**EXTRACT TO READ:**

So, how do you do this? I’ve broken it down into 5 steps.

 

 

1. Speak the same language.

 

The first step to establishing sales and marketing alignment is to define the buyer funnel. Working with key marketing and sales stakeholders, make sure to clearly outline each team’s role in the funnel. In this example funnel, the first two stages are marketing’s responsibility. The third and fourth stages are split between sales and marketing. The fifth and sixth stages are entirely sales’s responsibility.

Only 25% of leads are legitimate and should advance to sales.

Setting up a funnel helps sales and marketing teams identify when to pass leads over to sales. SMarketing provides marketing with the opportunity to assess leads and provides insight into what happens to them after they pass them to sales so they can see what it is happening and adjust their efforts accordingly.

It’s hard to believe given the immense benefit of doing so, but 68% of B2B organizations haven’t identified what their funnel looks like.

You can’t be on the same team if you don’t know how you can move the needle. Step one needs to be setting up a funnel and making sure everyone within the organization is on the same page in order to have any kind of collaboration. Otherwise, you are setting your organization up for failure.

 

 

2. Implement a service level agreement.

 

A Sales-Marketing SLA defines what each team commits to accomplishing in order to support the other in reaching the shared revenue goal(s). Marketing commits to delivering a certain quantity and quality of leads to help their sales team hit their quota.

**PROBLEMS:**
(A) Render this sentence from the piece on sales and marketing alignment in Spanish: "Only 25% of leads are legitimate and should advance to sales."
(B) Pick up the piece on sales and marketing alignment after its final sentence and keep writing in the same voice.

**EXTRACTED DATA:**
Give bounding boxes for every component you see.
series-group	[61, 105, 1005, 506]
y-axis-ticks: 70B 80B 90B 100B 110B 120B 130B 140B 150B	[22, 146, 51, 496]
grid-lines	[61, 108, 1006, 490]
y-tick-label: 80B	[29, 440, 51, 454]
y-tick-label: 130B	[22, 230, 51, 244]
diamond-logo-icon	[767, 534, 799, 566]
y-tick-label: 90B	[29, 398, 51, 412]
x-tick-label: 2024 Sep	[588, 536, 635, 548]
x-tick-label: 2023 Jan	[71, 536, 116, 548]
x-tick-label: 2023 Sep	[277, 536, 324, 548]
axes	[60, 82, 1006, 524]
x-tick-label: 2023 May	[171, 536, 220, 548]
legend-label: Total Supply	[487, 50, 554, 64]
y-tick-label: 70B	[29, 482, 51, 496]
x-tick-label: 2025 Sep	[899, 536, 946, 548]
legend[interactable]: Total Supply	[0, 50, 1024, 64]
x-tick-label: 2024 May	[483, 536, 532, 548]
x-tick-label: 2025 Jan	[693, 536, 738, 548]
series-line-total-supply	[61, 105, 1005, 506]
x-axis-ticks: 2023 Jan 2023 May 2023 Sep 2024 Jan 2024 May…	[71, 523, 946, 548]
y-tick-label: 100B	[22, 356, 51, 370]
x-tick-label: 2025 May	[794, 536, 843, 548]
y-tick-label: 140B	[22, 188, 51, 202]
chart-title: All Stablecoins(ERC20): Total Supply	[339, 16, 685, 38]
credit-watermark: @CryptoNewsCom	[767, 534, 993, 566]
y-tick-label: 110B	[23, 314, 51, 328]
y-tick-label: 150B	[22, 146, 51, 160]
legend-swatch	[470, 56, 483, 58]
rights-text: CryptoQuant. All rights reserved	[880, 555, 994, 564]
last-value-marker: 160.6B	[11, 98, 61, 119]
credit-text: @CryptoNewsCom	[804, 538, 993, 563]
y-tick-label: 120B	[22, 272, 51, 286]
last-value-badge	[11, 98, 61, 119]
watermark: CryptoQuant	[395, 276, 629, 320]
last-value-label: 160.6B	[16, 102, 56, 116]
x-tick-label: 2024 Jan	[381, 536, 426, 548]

**ANSWERS FOR THE EXERCISE:**
(A) Solo el 25 % de los clientes potenciales son legítimos y deberían pasar a ventas.

(B)
And sales commits to follow up on those leads in a timely manner and make a specific number of contact attempts before abandoning the lead. There are a number of key metrics that can be tracked, and an SLA crystallizes the alignment around the goals. Once there is an agreement, both teams can work with passion and purpose to meet and surpass well defined goals.

SLAs pave the way for more pre-call information and therefore sales reps are more likely to research and get to know their lead before reaching out to them.

 

 

3. Set up closed-loop reporting.

 

The next step is to set up closed-loop reporting. This ensures that there is proper feedback between sales and marketing.

Benefits for Marketing

  • Get up-to-date contact info and status updates
  • Learn which marketing programs are working and which aren’t
  • Increase Marketing ROI

Benefits for Sales

  • De-duplicate leads
  • Help prioritize leads
  • Help make warmer calls
  • Increase close rate and Sales ROI

Each of these benefits are real and can be measured. Closed-loop reporting allows you to:

  • Analyze which marketing sources are producing the most customers
  • Use conversion assists to help you understand how each individual piece of content you create contributes to closing customers
  • Provide a timeline of all of the interactions a contact took prior to becoming an MQL or a customer
  • Pass information to sales that can help aid them in connecting and engaging with contacts within the first 24 hours and send automatic updates to your sales team when their leads revisit the website or take other key actions, to make sure to follow up at the best time.

 

 

4. Rely on data.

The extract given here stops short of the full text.